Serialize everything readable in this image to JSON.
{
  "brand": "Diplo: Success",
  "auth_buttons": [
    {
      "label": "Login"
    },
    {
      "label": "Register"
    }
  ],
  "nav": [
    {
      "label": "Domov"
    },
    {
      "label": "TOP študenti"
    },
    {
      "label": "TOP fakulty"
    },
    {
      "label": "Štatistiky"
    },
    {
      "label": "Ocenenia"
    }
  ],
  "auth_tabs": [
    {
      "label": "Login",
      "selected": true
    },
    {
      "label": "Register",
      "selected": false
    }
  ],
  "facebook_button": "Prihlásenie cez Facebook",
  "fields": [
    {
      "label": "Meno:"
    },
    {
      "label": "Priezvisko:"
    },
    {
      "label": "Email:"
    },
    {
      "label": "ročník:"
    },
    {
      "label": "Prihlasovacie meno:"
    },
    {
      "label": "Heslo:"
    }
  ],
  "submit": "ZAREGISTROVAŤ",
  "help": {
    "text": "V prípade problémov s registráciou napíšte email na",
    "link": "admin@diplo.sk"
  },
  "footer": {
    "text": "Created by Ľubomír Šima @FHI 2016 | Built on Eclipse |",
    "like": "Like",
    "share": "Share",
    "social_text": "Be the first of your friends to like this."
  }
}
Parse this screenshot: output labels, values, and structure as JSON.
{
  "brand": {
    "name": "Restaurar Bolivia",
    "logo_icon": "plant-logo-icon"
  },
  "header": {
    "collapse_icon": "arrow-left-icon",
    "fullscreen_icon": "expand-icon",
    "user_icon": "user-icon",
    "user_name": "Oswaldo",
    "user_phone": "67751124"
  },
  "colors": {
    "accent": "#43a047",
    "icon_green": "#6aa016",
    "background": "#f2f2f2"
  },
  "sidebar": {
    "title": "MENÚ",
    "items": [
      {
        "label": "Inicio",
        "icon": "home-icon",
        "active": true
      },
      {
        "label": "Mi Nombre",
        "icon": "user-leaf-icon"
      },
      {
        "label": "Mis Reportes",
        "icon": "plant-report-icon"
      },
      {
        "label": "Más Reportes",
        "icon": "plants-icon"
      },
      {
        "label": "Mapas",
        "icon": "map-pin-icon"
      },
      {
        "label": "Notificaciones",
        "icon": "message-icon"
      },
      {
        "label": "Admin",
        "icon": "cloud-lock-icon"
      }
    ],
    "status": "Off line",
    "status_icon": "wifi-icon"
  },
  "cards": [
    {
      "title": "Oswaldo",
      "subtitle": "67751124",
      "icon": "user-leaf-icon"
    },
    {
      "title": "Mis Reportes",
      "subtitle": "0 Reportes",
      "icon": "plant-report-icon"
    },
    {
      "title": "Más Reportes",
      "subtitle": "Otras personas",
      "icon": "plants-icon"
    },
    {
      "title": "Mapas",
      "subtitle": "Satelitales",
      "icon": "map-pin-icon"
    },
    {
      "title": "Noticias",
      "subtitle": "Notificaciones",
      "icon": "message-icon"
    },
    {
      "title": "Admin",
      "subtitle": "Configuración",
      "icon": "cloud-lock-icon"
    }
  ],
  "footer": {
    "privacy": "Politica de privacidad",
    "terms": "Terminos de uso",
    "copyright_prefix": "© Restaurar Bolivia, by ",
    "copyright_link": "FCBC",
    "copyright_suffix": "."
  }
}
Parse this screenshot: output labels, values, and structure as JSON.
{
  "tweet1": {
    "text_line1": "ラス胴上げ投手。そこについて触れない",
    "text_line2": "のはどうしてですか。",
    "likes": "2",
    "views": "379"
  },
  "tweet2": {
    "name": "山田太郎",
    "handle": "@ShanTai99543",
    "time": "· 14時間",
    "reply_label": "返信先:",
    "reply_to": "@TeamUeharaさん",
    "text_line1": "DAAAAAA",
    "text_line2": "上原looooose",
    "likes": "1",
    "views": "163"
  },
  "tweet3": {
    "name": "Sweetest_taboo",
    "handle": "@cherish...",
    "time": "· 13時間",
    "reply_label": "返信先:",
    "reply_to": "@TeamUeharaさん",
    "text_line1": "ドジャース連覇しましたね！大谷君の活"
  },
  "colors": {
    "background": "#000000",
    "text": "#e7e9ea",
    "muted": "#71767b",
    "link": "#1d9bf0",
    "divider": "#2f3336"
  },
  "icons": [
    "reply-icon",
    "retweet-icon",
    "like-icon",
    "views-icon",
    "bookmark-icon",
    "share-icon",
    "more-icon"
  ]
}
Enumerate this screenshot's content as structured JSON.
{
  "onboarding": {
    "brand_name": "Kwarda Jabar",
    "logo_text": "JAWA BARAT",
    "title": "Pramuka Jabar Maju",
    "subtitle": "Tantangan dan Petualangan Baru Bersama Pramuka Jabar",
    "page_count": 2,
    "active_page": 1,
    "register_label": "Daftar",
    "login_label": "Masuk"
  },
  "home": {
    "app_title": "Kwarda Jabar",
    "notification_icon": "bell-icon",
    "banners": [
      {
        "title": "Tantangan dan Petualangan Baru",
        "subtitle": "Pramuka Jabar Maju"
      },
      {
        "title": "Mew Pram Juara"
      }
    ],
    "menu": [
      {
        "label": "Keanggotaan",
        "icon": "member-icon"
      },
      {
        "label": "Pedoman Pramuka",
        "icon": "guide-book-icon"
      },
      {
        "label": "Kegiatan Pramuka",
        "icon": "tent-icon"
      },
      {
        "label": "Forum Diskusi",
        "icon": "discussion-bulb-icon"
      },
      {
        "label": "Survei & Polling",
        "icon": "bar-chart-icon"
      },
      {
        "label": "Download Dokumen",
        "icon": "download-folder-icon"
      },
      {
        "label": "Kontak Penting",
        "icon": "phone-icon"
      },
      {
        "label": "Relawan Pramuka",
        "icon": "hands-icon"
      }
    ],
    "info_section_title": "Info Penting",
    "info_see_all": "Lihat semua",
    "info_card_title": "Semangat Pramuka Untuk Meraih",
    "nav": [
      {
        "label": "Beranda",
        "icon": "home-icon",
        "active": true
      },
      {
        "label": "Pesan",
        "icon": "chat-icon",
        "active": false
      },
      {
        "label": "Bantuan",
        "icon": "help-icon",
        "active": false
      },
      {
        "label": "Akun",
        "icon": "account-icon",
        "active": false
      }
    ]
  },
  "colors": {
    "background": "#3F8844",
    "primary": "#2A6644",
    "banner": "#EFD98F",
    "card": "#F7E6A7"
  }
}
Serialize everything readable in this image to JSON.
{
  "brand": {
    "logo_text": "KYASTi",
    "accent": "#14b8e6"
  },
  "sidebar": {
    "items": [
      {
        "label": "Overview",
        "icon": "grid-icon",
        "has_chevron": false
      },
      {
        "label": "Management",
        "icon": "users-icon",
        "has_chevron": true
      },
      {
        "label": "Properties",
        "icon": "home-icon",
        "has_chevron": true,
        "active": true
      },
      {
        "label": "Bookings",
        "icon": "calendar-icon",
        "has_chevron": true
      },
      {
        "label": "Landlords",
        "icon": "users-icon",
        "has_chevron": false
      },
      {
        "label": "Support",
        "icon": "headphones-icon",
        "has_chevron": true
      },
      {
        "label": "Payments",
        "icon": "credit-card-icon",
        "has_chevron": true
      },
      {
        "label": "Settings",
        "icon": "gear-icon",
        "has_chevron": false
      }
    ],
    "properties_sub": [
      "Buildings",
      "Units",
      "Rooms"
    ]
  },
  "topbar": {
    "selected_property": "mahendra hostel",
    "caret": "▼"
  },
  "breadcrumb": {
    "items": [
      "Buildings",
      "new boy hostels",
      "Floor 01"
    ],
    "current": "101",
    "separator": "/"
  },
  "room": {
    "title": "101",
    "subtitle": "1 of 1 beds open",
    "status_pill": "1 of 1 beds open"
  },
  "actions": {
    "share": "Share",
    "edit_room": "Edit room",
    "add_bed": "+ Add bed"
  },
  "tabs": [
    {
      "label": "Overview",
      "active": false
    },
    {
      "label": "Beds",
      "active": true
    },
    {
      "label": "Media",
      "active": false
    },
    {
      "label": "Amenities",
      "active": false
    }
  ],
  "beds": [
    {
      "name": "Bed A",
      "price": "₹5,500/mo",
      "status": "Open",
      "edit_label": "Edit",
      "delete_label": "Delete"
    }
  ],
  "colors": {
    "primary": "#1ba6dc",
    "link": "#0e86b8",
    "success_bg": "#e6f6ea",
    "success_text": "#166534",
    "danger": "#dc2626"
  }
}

============

## Stated goal
Select and copy every line from the records that includes the word "subtitle".

## Final result
      "subtitle": "67751124",
      "subtitle": "0 Reportes",
      "subtitle": "Otras personas",
      "subtitle": "Satelitales",
      "subtitle": "Notificaciones",
      "subtitle": "Configuración",
    "subtitle": "Tantangan dan Petualangan Baru Bersama Pramuka Jabar",
        "subtitle": "Pramuka Jabar Maju"
    "subtitle": "1 of 1 beds open",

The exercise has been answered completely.